> SET PROBLEM: Print out the material that follows word for word.

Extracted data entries
::::
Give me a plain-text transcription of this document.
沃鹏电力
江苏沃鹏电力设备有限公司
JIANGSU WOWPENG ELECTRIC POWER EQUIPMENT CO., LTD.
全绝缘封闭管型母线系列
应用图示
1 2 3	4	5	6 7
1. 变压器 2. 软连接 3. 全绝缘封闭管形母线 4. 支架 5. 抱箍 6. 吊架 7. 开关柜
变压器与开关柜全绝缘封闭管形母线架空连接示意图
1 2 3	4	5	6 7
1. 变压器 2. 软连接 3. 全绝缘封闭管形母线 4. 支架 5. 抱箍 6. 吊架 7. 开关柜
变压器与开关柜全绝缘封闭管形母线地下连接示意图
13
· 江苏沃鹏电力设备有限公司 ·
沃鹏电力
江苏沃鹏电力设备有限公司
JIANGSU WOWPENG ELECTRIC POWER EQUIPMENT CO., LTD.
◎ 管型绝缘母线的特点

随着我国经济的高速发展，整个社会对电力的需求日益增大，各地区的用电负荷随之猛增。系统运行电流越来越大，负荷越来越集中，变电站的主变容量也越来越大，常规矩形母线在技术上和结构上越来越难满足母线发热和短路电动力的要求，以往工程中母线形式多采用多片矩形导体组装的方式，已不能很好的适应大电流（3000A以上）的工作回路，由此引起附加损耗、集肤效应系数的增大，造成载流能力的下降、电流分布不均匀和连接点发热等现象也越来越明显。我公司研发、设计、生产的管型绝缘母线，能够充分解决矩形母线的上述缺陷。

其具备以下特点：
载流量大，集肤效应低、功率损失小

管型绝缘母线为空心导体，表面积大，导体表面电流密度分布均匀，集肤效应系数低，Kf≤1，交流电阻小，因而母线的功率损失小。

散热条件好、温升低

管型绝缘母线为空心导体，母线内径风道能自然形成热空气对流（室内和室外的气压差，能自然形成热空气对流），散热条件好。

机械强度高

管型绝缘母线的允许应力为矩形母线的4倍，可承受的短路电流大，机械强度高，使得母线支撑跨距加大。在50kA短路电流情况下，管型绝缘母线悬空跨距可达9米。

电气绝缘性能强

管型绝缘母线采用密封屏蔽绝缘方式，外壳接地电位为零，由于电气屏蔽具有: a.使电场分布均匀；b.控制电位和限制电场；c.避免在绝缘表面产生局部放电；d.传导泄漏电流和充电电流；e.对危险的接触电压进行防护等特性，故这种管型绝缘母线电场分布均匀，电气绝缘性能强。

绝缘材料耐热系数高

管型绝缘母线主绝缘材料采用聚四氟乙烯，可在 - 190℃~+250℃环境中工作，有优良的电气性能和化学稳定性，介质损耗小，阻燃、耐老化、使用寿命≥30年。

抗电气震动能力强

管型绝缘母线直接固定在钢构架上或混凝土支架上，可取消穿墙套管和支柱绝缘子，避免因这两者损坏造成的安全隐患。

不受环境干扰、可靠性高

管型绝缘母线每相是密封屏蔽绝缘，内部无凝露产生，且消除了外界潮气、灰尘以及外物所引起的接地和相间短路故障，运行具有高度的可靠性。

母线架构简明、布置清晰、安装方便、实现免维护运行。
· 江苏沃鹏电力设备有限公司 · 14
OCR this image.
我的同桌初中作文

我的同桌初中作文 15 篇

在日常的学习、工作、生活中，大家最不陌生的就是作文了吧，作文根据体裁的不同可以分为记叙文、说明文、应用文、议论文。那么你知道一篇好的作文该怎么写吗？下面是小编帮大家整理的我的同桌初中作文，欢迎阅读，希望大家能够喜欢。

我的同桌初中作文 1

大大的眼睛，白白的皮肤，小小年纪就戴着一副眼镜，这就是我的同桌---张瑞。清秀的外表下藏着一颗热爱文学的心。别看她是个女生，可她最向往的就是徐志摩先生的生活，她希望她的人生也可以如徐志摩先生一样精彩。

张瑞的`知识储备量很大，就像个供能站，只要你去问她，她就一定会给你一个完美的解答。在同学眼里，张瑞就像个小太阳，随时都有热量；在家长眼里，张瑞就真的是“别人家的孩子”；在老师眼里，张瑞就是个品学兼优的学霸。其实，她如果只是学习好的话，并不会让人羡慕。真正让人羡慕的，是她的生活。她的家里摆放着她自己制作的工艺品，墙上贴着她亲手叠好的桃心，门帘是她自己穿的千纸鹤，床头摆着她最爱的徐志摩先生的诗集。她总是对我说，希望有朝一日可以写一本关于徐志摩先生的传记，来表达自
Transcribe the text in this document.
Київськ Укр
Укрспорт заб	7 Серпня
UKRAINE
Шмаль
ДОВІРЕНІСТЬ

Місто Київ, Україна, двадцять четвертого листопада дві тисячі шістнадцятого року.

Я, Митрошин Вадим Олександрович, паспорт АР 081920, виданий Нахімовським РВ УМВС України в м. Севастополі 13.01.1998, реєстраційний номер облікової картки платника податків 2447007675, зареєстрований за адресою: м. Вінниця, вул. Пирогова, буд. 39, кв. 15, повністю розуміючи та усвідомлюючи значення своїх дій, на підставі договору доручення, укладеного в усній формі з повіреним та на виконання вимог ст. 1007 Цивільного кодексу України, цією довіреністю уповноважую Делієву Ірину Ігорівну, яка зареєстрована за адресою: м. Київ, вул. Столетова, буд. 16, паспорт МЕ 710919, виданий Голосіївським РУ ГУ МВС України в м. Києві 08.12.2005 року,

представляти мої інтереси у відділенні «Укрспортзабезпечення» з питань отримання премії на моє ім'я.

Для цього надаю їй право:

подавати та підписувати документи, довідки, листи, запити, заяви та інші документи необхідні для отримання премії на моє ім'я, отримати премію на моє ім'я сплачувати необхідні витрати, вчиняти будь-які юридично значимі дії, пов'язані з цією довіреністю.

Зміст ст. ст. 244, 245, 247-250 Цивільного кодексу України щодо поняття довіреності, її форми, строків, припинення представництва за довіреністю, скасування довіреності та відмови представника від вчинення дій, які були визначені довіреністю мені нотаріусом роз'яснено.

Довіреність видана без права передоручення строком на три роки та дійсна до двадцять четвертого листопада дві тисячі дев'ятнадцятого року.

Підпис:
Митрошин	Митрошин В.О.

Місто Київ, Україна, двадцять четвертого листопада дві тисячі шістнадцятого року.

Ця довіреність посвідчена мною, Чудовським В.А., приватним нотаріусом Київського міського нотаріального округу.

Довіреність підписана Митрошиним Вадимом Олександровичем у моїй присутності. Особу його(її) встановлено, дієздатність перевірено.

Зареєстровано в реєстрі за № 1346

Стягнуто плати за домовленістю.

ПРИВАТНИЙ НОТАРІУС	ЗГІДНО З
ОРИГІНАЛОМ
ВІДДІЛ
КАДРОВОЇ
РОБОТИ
::::
> THE RESPONSE:
Give me a plain-text transcription of this document.
沃鹏电力
江苏沃鹏电力设备有限公司
JIANGSU WOWPENG ELECTRIC POWER EQUIPMENT CO., LTD.
全绝缘封闭管型母线系列
应用图示
1 2 3	4	5	6 7
1. 变压器 2. 软连接 3. 全绝缘封闭管形母线 4. 支架 5. 抱箍 6. 吊架 7. 开关柜
变压器与开关柜全绝缘封闭管形母线架空连接示意图
1 2 3	4	5	6 7
1. 变压器 2. 软连接 3. 全绝缘封闭管形母线 4. 支架 5. 抱箍 6. 吊架 7. 开关柜
变压器与开关柜全绝缘封闭管形母线地下连接示意图
13
· 江苏沃鹏电力设备有限公司 ·
沃鹏电力
江苏沃鹏电力设备有限公司
JIANGSU WOWPENG ELECTRIC POWER EQUIPMENT CO., LTD.
◎ 管型绝缘母线的特点

随着我国经济的高速发展，整个社会对电力的需求日益增大，各地区的用电负荷随之猛增。系统运行电流越来越大，负荷越来越集中，变电站的主变容量也越来越大，常规矩形母线在技术上和结构上越来越难满足母线发热和短路电动力的要求，以往工程中母线形式多采用多片矩形导体组装的方式，已不能很好的适应大电流（3000A以上）的工作回路，由此引起附加损耗、集肤效应系数的增大，造成载流能力的下降、电流分布不均匀和连接点发热等现象也越来越明显。我公司研发、设计、生产的管型绝缘母线，能够充分解决矩形母线的上述缺陷。

其具备以下特点：
载流量大，集肤效应低、功率损失小

管型绝缘母线为空心导体，表面积大，导体表面电流密度分布均匀，集肤效应系数低，Kf≤1，交流电阻小，因而母线的功率损失小。

散热条件好、温升低

管型绝缘母线为空心导体，母线内径风道能自然形成热空气对流（室内和室外的气压差，能自然形成热空气对流），散热条件好。

机械强度高

管型绝缘母线的允许应力为矩形母线的4倍，可承受的短路电流大，机械强度高，使得母线支撑跨距加大。在50kA短路电流情况下，管型绝缘母线悬空跨距可达9米。

电气绝缘性能强

管型绝缘母线采用密封屏蔽绝缘方式，外壳接地电位为零，由于电气屏蔽具有: a.使电场分布均匀；b.控制电位和限制电场；c.避免在绝缘表面产生局部放电；d.传导泄漏电流和充电电流；e.对危险的接触电压进行防护等特性，故这种管型绝缘母线电场分布均匀，电气绝缘性能强。

绝缘材料耐热系数高

管型绝缘母线主绝缘材料采用聚四氟乙烯，可在 - 190℃~+250℃环境中工作，有优良的电气性能和化学稳定性，介质损耗小，阻燃、耐老化、使用寿命≥30年。

抗电气震动能力强

管型绝缘母线直接固定在钢构架上或混凝土支架上，可取消穿墙套管和支柱绝缘子，避免因这两者损坏造成的安全隐患。

不受环境干扰、可靠性高

管型绝缘母线每相是密封屏蔽绝缘，内部无凝露产生，且消除了外界潮气、灰尘以及外物所引起的接地和相间短路故障，运行具有高度的可靠性。

母线架构简明、布置清晰、安装方便、实现免维护运行。
· 江苏沃鹏电力设备有限公司 · 14
OCR this image.
我的同桌初中作文

我的同桌初中作文 15 篇

在日常的学习、工作、生活中，大家最不陌生的就是作文了吧，作文根据体裁的不同可以分为记叙文、说明文、应用文、议论文。那么你知道一篇好的作文该怎么写吗？下面是小编帮大家整理的我的同桌初中作文，欢迎阅读，希望大家能够喜欢。

我的同桌初中作文 1

大大的眼睛，白白的皮肤，小小年纪就戴着一副眼镜，这就是我的同桌---张瑞。清秀的外表下藏着一颗热爱文学的心。别看她是个女生，可她最向往的就是徐志摩先生的生活，她希望她的人生也可以如徐志摩先生一样精彩。

张瑞的`知识储备量很大，就像个供能站，只要你去问她，她就一定会给你一个完美的解答。在同学眼里，张瑞就像个小太阳，随时都有热量；在家长眼里，张瑞就真的是“别人家的孩子”；在老师眼里，张瑞就是个品学兼优的学霸。其实，她如果只是学习好的话，并不会让人羡慕。真正让人羡慕的，是她的生活。她的家里摆放着她自己制作的工艺品，墙上贴着她亲手叠好的桃心，门帘是她自己穿的千纸鹤，床头摆着她最爱的徐志摩先生的诗集。她总是对我说，希望有朝一日可以写一本关于徐志摩先生的传记，来表达自
Transcribe the text in this document.
Київськ Укр
Укрспорт заб	7 Серпня
UKRAINE
Шмаль
ДОВІРЕНІСТЬ

Місто Київ, Україна, двадцять четвертого листопада дві тисячі шістнадцятого року.

Я, Митрошин Вадим Олександрович, паспорт АР 081920, виданий Нахімовським РВ УМВС України в м. Севастополі 13.01.1998, реєстраційний номер облікової картки платника податків 2447007675, зареєстрований за адресою: м. Вінниця, вул. Пирогова, буд. 39, кв. 15, повністю розуміючи та усвідомлюючи значення своїх дій, на підставі договору доручення, укладеного в усній формі з повіреним та на виконання вимог ст. 1007 Цивільного кодексу України, цією довіреністю уповноважую Делієву Ірину Ігорівну, яка зареєстрована за адресою: м. Київ, вул. Столетова, буд. 16, паспорт МЕ 710919, виданий Голосіївським РУ ГУ МВС України в м. Києві 08.12.2005 року,

представляти мої інтереси у відділенні «Укрспортзабезпечення» з питань отримання премії на моє ім'я.

Для цього надаю їй право:

подавати та підписувати документи, довідки, листи, запити, заяви та інші документи необхідні для отримання премії на моє ім'я, отримати премію на моє ім'я сплачувати необхідні витрати, вчиняти будь-які юридично значимі дії, пов'язані з цією довіреністю.

Зміст ст. ст. 244, 245, 247-250 Цивільного кодексу України щодо поняття довіреності, її форми, строків, припинення представництва за довіреністю, скасування довіреності та відмови представника від вчинення дій, які були визначені довіреністю мені нотаріусом роз'яснено.

Довіреність видана без права передоручення строком на три роки та дійсна до двадцять четвертого листопада дві тисячі дев'ятнадцятого року.

Підпис:
Митрошин	Митрошин В.О.

Місто Київ, Україна, двадцять четвертого листопада дві тисячі шістнадцятого року.

Ця довіреність посвідчена мною, Чудовським В.А., приватним нотаріусом Київського міського нотаріального округу.

Довіреність підписана Митрошиним Вадимом Олександровичем у моїй присутності. Особу його(її) встановлено, дієздатність перевірено.

Зареєстровано в реєстрі за № 1346

Стягнуто плати за домовленістю.

ПРИВАТНИЙ НОТАРІУС	ЗГІДНО З
ОРИГІНАЛОМ
ВІДДІЛ
КАДРОВОЇ
РОБОТИ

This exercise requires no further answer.